Direction ::
Omit the images, then output each of the records below exactly.

:: Data listing

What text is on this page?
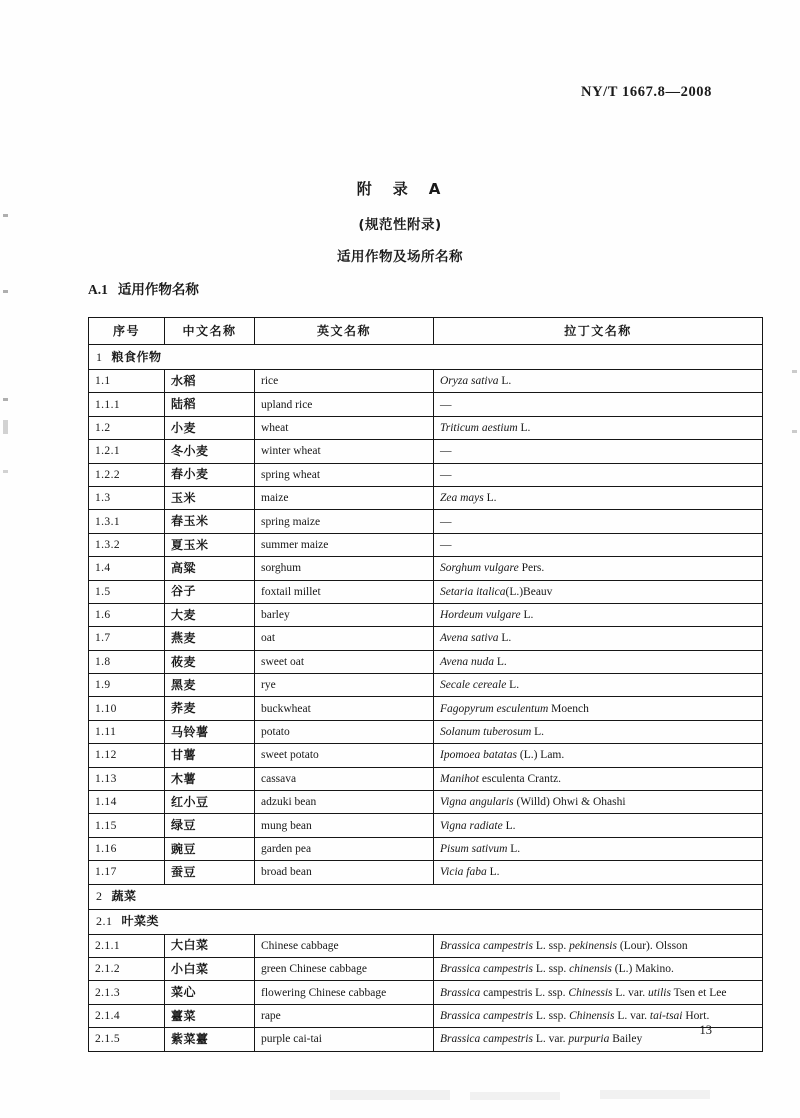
NY/T 1667.8—2008
附　录　A
(规范性附录)
适用作物及场所名称
A.1 适用作物名称
序号	中文名称	英文名称	拉丁文名称
1 粮食作物			
1.1	水稻	rice	Oryza sativa L.
1.1.1	陆稻	upland rice	—
1.2	小麦	wheat	Triticum aestium L.
1.2.1	冬小麦	winter wheat	—
1.2.2	春小麦	spring wheat	—
1.3	玉米	maize	Zea mays L.
1.3.1	春玉米	spring maize	—
1.3.2	夏玉米	summer maize	—
1.4	高粱	sorghum	Sorghum vulgare Pers.
1.5	谷子	foxtail millet	Setaria italica(L.)Beauv
1.6	大麦	barley	Hordeum vulgare L.
1.7	燕麦	oat	Avena sativa L.
1.8	莜麦	sweet oat	Avena nuda L.
1.9	黑麦	rye	Secale cereale L.
1.10	荞麦	buckwheat	Fagopyrum esculentum Moench
1.11	马铃薯	potato	Solanum tuberosum L.
1.12	甘薯	sweet potato	Ipomoea batatas (L.) Lam.
1.13	木薯	cassava	Manihot esculenta Crantz.
1.14	红小豆	adzuki bean	Vigna angularis (Willd) Ohwi & Ohashi
1.15	绿豆	mung bean	Vigna radiate L.
1.16	豌豆	garden pea	Pisum sativum L.
1.17	蚕豆	broad bean	Vicia faba L.
2 蔬菜			
2.1 叶菜类			
2.1.1	大白菜	Chinese cabbage	Brassica campestris L. ssp. pekinensis (Lour). Olsson
2.1.2	小白菜	green Chinese cabbage	Brassica campestris L. ssp. chinensis (L.) Makino.
2.1.3	菜心	flowering Chinese cabbage	Brassica campestris L. ssp. Chinessis L. var. utilis Tsen et Lee
2.1.4	薹菜	rape	Brassica campestris L. ssp. Chinensis L. var. tai-tsai Hort.
2.1.5	紫菜薹	purple cai-tai	Brassica campestris L. var. purpuria Bailey
13
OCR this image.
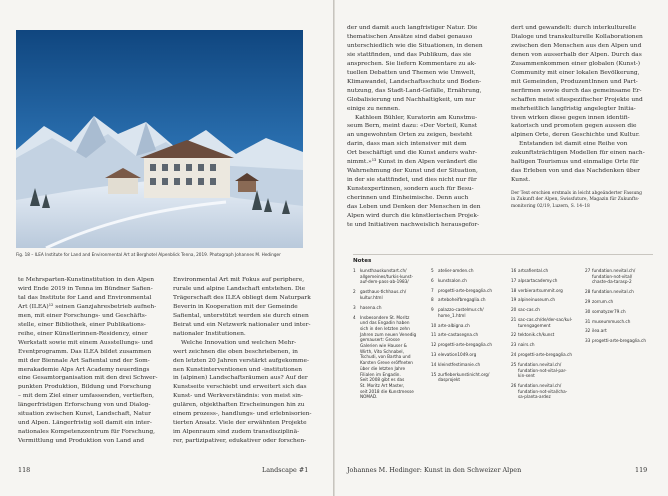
Fig. 18 – ILEA Institute for Land and Environmental Art at Berghotel Alpenblick Tenna, 2019. Photograph Johannes M. Hedinger

te Mehrsparten-Kunstinstitution in den Alpen

wird Ende 2019 in Tenna im Bündner Safien-

tal das Institute for Land and Environmental

Art (ILEA)¹² seinen Ganzjahresbetrieb aufneh-

men, mit einer Forschungs- und Geschäfts-

stelle, einer Bibliothek, einer Publikations-

reihe, einer Künstlerinnen-Residency, einer

Werkstatt sowie mit einem Ausstellungs- und

Eventprogramm. Das ILEA bildet zusammen

mit der Biennale Art Safiental und der Som-

merakademie Alps Art Academy neuerdings

eine Gesamtorganisation mit den drei Schwer-

punkten Produktion, Bildung und Forschung

– mit dem Ziel einer umfassenden, vertieften,

längerfristigen Erforschung von und Dialog-

situation zwischen Kunst, Landschaft, Natur

und Alpen. Längerfristig soll damit ein inter-

nationales Kompetenzzentrum für Forschung,

Vermittlung und Produktion von Land and

Environmental Art mit Fokus auf periphere,

rurale und alpine Landschaft entstehen. Die

Trägerschaft des ILEA obliegt dem Naturpark

Beverin in Kooperation mit der Gemeinde

Safiental, unterstützt werden sie durch einen

Beirat und ein Netzwerk nationaler und inter-

nationaler Institutionen.

Welche Innovation und welchen Mehr-

wert zeichnen die oben beschriebenen, in

den letzten 20 Jahren verstärkt aufgekomme-

nen Kunstinterventionen und -institutionen

in (alpinen) Landschaftsräumen aus? Auf der

Kunstseite verschiebt und erweitert sich das

Kunst- und Werkverständnis: von meist sin-

gulären, objekthaften Erscheinungen hin zu

einem prozess-, handlungs- und erlebnisorien-

tierten Ansatz. Viele der erwähnten Projekte

im Alpenraum sind zudem transdisziplinä-

rer, partizipativer, edukativer oder forschen-

118	Landscape #1

der und damit auch langfristiger Natur. Die

thematischen Ansätze sind dabei genauso

unterschiedlich wie die Situationen, in denen

sie stattfinden, und das Publikum, das sie

ansprechen. Sie liefern Kommentare zu ak-

tuellen Debatten und Themen wie Umwelt,

Klimawandel, Landschaftsschutz und Boden-

nutzung, das Stadt-Land-Gefälle, Ernährung,

Globalisierung und Nachhaltigkeit, um nur

einige zu nennen.

Kathleen Bühler, Kuratorin am Kunstmu-

seum Bern, meint dazu: «Der Vorteil, Kunst

an ungewohnten Orten zu zeigen, besteht

darin, dass man sich intensiver mit dem

Ort beschäftigt und die Kunst anders wahr-

nimmt.»¹³ Kunst in den Alpen verändert die

Wahrnehmung der Kunst und der Situation,

in der sie stattfindet, und dies nicht nur für

Kunstexpertinnen, sondern auch für Besu-

cherinnen und Einheimische. Denn auch

das Leben und Denken der Menschen in den

Alpen wird durch die künstlerischen Projek-

te und Initiativen nachweislich herausgefor-

dert und gewandelt: durch interkulturelle

Dialoge und transkulturelle Kollaborationen

zwischen den Menschen aus den Alpen und

denen von ausserhalb der Alpen. Durch das

Zusammenkommen einer globalen (Kunst-)

Community mit einer lokalen Bevölkerung,

mit Gemeinden, ProduzentInnen und Part-

nerfirmen sowie durch das gemeinsame Er-

schaffen meist sitespezifischer Projekte und

mehrheitlich langfristig angelegter Initia-

tiven wirken diese gegen innen identifi-

katorisch und promoten gegen aussen die

alpinen Orte, deren Geschichte und Kultur.

Entstanden ist damit eine Reihe von

zukunftsträchtigen Modellen für einen nach-

haltigen Tourismus und einmalige Orte für

das Erleben von und das Nachdenken über

Kunst.

Der Text erschien erstmals in leicht abgeänderter Fassung

in Zukunft der Alpen, Swissfuture, Magazin für Zukunfts-

monitoring 02/19, Luzern, S. 14–18

Notes
1	kunsthauskunstart.ch/
allgemeines/turkis-kunst-
auf-dem-pass-ab-1983/
2	gasthaus-tlchhaus.ch/
kultur.html
3	hasena.ch
4	Insbesondere St. Moritz
und das Engadin haben
sich in den letzten zehn
Jahren zum neuen Venedig
gemausert: Grosse
Galerien wie Hauser &
Wirth, Vito Schnabel,
Tschudi, von Bartha und
Karsten Greve eröffneten
über die letzten Jahre
Filialen im Engadin.
Seit 2008 gibt es das
St. Moritz Art Master,
seit 2018 die Kunstmesse
NOMAD.
5	atelier-amden.ch
6	kunstsalon.ch
7	progetti-arte-bregaglia.ch
8	arteboheifbregaglia.ch
9	palazzo-castelmur.ch/
home_1.html
10 arte-albigna.ch
11 arte-castasegna.ch
12 progetti-arte-bregaglia.ch
13 elevation1049.org
14 kleinstfestimanie.ch
15 zurfieberkunstinicht.org/
dasprojekt
16 artsafiental.ch
17 alpsartacademy.ch
18 verbierartsummit.org
19 alpineinuseum.ch
20 sac-cas.ch
21 sac-cas.ch/de/der-sac/kul-
turengagement
22 tektonik.ch/kunst
23 nairs.ch
24 progetti-arte-bregaglia.ch
25 fundation.nevital.ch/
fundation-not-vital-par-
kin-sent
26 fundation.nevital.ch/
fundation-not-vital/cha-
sa-planta-ardez
27 fundation.nevital.ch/
fundation-not-vital/
chaste-da-tarasp-2
28 fundation.nevital.ch
29 zorrum.ch
30 somatyzer79.ch
31 museummusch.ch
32 ilea.art
33 progetti-arte-bregaglia.ch
Johannes M. Hedinger: Kunst in den Schweizer Alpen	119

::::

Full output ::
What text is on this page?
NY/T 1667.8—2008
附　录　A
(规范性附录)
适用作物及场所名称
A.1 适用作物名称
序号	中文名称	英文名称	拉丁文名称
1 粮食作物			
1.1	水稻	rice	Oryza sativa L.
1.1.1	陆稻	upland rice	—
1.2	小麦	wheat	Triticum aestium L.
1.2.1	冬小麦	winter wheat	—
1.2.2	春小麦	spring wheat	—
1.3	玉米	maize	Zea mays L.
1.3.1	春玉米	spring maize	—
1.3.2	夏玉米	summer maize	—
1.4	高粱	sorghum	Sorghum vulgare Pers.
1.5	谷子	foxtail millet	Setaria italica(L.)Beauv
1.6	大麦	barley	Hordeum vulgare L.
1.7	燕麦	oat	Avena sativa L.
1.8	莜麦	sweet oat	Avena nuda L.
1.9	黑麦	rye	Secale cereale L.
1.10	荞麦	buckwheat	Fagopyrum esculentum Moench
1.11	马铃薯	potato	Solanum tuberosum L.
1.12	甘薯	sweet potato	Ipomoea batatas (L.) Lam.
1.13	木薯	cassava	Manihot esculenta Crantz.
1.14	红小豆	adzuki bean	Vigna angularis (Willd) Ohwi & Ohashi
1.15	绿豆	mung bean	Vigna radiate L.
1.16	豌豆	garden pea	Pisum sativum L.
1.17	蚕豆	broad bean	Vicia faba L.
2 蔬菜			
2.1 叶菜类			
2.1.1	大白菜	Chinese cabbage	Brassica campestris L. ssp. pekinensis (Lour). Olsson
2.1.2	小白菜	green Chinese cabbage	Brassica campestris L. ssp. chinensis (L.) Makino.
2.1.3	菜心	flowering Chinese cabbage	Brassica campestris L. ssp. Chinessis L. var. utilis Tsen et Lee
2.1.4	薹菜	rape	Brassica campestris L. ssp. Chinensis L. var. tai-tsai Hort.
2.1.5	紫菜薹	purple cai-tai	Brassica campestris L. var. purpuria Bailey
13
OCR this image.
Fig. 18 – ILEA Institute for Land and Environmental Art at Berghotel Alpenblick Tenna, 2019. Photograph Johannes M. Hedinger

te Mehrsparten-Kunstinstitution in den Alpen

wird Ende 2019 in Tenna im Bündner Safien-

tal das Institute for Land and Environmental

Art (ILEA)¹² seinen Ganzjahresbetrieb aufneh-

men, mit einer Forschungs- und Geschäfts-

stelle, einer Bibliothek, einer Publikations-

reihe, einer Künstlerinnen-Residency, einer

Werkstatt sowie mit einem Ausstellungs- und

Eventprogramm. Das ILEA bildet zusammen

mit der Biennale Art Safiental und der Som-

merakademie Alps Art Academy neuerdings

eine Gesamtorganisation mit den drei Schwer-

punkten Produktion, Bildung und Forschung

– mit dem Ziel einer umfassenden, vertieften,

längerfristigen Erforschung von und Dialog-

situation zwischen Kunst, Landschaft, Natur

und Alpen. Längerfristig soll damit ein inter-

nationales Kompetenzzentrum für Forschung,

Vermittlung und Produktion von Land and

Environmental Art mit Fokus auf periphere,

rurale und alpine Landschaft entstehen. Die

Trägerschaft des ILEA obliegt dem Naturpark

Beverin in Kooperation mit der Gemeinde

Safiental, unterstützt werden sie durch einen

Beirat und ein Netzwerk nationaler und inter-

nationaler Institutionen.

Welche Innovation und welchen Mehr-

wert zeichnen die oben beschriebenen, in

den letzten 20 Jahren verstärkt aufgekomme-

nen Kunstinterventionen und -institutionen

in (alpinen) Landschaftsräumen aus? Auf der

Kunstseite verschiebt und erweitert sich das

Kunst- und Werkverständnis: von meist sin-

gulären, objekthaften Erscheinungen hin zu

einem prozess-, handlungs- und erlebnisorien-

tierten Ansatz. Viele der erwähnten Projekte

im Alpenraum sind zudem transdisziplinä-

rer, partizipativer, edukativer oder forschen-

118	Landscape #1

der und damit auch langfristiger Natur. Die

thematischen Ansätze sind dabei genauso

unterschiedlich wie die Situationen, in denen

sie stattfinden, und das Publikum, das sie

ansprechen. Sie liefern Kommentare zu ak-

tuellen Debatten und Themen wie Umwelt,

Klimawandel, Landschaftsschutz und Boden-

nutzung, das Stadt-Land-Gefälle, Ernährung,

Globalisierung und Nachhaltigkeit, um nur

einige zu nennen.

Kathleen Bühler, Kuratorin am Kunstmu-

seum Bern, meint dazu: «Der Vorteil, Kunst

an ungewohnten Orten zu zeigen, besteht

darin, dass man sich intensiver mit dem

Ort beschäftigt und die Kunst anders wahr-

nimmt.»¹³ Kunst in den Alpen verändert die

Wahrnehmung der Kunst und der Situation,

in der sie stattfindet, und dies nicht nur für

Kunstexpertinnen, sondern auch für Besu-

cherinnen und Einheimische. Denn auch

das Leben und Denken der Menschen in den

Alpen wird durch die künstlerischen Projek-

te und Initiativen nachweislich herausgefor-

dert und gewandelt: durch interkulturelle

Dialoge und transkulturelle Kollaborationen

zwischen den Menschen aus den Alpen und

denen von ausserhalb der Alpen. Durch das

Zusammenkommen einer globalen (Kunst-)

Community mit einer lokalen Bevölkerung,

mit Gemeinden, ProduzentInnen und Part-

nerfirmen sowie durch das gemeinsame Er-

schaffen meist sitespezifischer Projekte und

mehrheitlich langfristig angelegter Initia-

tiven wirken diese gegen innen identifi-

katorisch und promoten gegen aussen die

alpinen Orte, deren Geschichte und Kultur.

Entstanden ist damit eine Reihe von

zukunftsträchtigen Modellen für einen nach-

haltigen Tourismus und einmalige Orte für

das Erleben von und das Nachdenken über

Kunst.

Der Text erschien erstmals in leicht abgeänderter Fassung

in Zukunft der Alpen, Swissfuture, Magazin für Zukunfts-

monitoring 02/19, Luzern, S. 14–18

Notes
1	kunsthauskunstart.ch/
allgemeines/turkis-kunst-
auf-dem-pass-ab-1983/
2	gasthaus-tlchhaus.ch/
kultur.html
3	hasena.ch
4	Insbesondere St. Moritz
und das Engadin haben
sich in den letzten zehn
Jahren zum neuen Venedig
gemausert: Grosse
Galerien wie Hauser &
Wirth, Vito Schnabel,
Tschudi, von Bartha und
Karsten Greve eröffneten
über die letzten Jahre
Filialen im Engadin.
Seit 2008 gibt es das
St. Moritz Art Master,
seit 2018 die Kunstmesse
NOMAD.
5	atelier-amden.ch
6	kunstsalon.ch
7	progetti-arte-bregaglia.ch
8	arteboheifbregaglia.ch
9	palazzo-castelmur.ch/
home_1.html
10 arte-albigna.ch
11 arte-castasegna.ch
12 progetti-arte-bregaglia.ch
13 elevation1049.org
14 kleinstfestimanie.ch
15 zurfieberkunstinicht.org/
dasprojekt
16 artsafiental.ch
17 alpsartacademy.ch
18 verbierartsummit.org
19 alpineinuseum.ch
20 sac-cas.ch
21 sac-cas.ch/de/der-sac/kul-
turengagement
22 tektonik.ch/kunst
23 nairs.ch
24 progetti-arte-bregaglia.ch
25 fundation.nevital.ch/
fundation-not-vital-par-
kin-sent
26 fundation.nevital.ch/
fundation-not-vital/cha-
sa-planta-ardez
27 fundation.nevital.ch/
fundation-not-vital/
chaste-da-tarasp-2
28 fundation.nevital.ch
29 zorrum.ch
30 somatyzer79.ch
31 museummusch.ch
32 ilea.art
33 progetti-arte-bregaglia.ch
Johannes M. Hedinger: Kunst in den Schweizer Alpen	119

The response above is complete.